[Data items]
━━━━━━━━━━━━━━━━━━━━
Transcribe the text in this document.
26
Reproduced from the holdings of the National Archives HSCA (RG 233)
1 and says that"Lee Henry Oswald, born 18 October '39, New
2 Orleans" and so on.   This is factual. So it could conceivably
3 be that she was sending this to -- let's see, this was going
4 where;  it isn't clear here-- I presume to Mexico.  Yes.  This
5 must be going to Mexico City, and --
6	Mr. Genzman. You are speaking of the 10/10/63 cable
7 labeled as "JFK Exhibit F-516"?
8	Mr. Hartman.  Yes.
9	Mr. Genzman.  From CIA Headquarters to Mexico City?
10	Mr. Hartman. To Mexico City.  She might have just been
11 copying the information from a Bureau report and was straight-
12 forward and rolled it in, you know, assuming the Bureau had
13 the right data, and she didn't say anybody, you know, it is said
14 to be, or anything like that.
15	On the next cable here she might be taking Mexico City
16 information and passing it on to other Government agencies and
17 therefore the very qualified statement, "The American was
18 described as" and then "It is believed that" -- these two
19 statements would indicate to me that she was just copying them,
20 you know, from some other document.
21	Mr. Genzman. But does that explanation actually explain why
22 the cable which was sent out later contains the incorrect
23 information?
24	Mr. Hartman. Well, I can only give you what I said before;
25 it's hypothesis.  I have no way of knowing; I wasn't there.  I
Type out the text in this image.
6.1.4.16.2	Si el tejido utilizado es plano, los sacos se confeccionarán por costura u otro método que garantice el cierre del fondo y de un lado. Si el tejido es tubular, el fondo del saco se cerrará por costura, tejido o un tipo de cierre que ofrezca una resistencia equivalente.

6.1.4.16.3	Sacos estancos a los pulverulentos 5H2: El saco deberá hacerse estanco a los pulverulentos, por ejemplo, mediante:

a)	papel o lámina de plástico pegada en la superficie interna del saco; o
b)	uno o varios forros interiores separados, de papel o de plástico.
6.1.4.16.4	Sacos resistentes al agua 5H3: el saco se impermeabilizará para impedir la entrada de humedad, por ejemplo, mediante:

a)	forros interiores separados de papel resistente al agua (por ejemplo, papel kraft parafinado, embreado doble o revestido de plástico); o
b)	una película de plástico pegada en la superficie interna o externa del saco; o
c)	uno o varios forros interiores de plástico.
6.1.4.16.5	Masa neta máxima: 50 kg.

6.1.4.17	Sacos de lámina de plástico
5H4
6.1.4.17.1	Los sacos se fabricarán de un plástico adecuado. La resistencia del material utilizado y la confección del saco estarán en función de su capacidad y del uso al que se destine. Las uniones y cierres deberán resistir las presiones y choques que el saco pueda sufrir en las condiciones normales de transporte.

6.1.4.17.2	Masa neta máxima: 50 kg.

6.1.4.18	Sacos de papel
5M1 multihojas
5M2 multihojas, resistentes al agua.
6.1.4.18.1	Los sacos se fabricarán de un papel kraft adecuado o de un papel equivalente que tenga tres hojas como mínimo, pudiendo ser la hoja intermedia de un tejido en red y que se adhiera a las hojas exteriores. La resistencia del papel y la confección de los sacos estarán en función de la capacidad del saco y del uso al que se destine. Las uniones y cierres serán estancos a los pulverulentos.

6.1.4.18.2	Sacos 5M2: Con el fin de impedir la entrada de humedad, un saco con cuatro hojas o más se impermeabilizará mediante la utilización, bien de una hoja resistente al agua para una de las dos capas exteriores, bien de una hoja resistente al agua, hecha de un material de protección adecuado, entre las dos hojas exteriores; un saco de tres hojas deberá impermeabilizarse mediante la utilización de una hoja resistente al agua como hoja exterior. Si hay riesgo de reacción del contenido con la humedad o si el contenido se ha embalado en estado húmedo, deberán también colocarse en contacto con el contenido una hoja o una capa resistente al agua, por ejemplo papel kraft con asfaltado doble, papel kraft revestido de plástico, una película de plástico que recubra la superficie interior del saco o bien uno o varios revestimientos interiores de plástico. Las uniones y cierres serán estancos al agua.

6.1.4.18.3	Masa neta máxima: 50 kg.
━━━━━━━━━━━━━━━━━━━━
» STATED EXERCISE: Pick out each line containing "neta" and report it.

» COMPLETED TASK:
6.1.4.16.5	Masa neta máxima: 50 kg.
6.1.4.17.2	Masa neta máxima: 50 kg.
6.1.4.18.3	Masa neta máxima: 50 kg.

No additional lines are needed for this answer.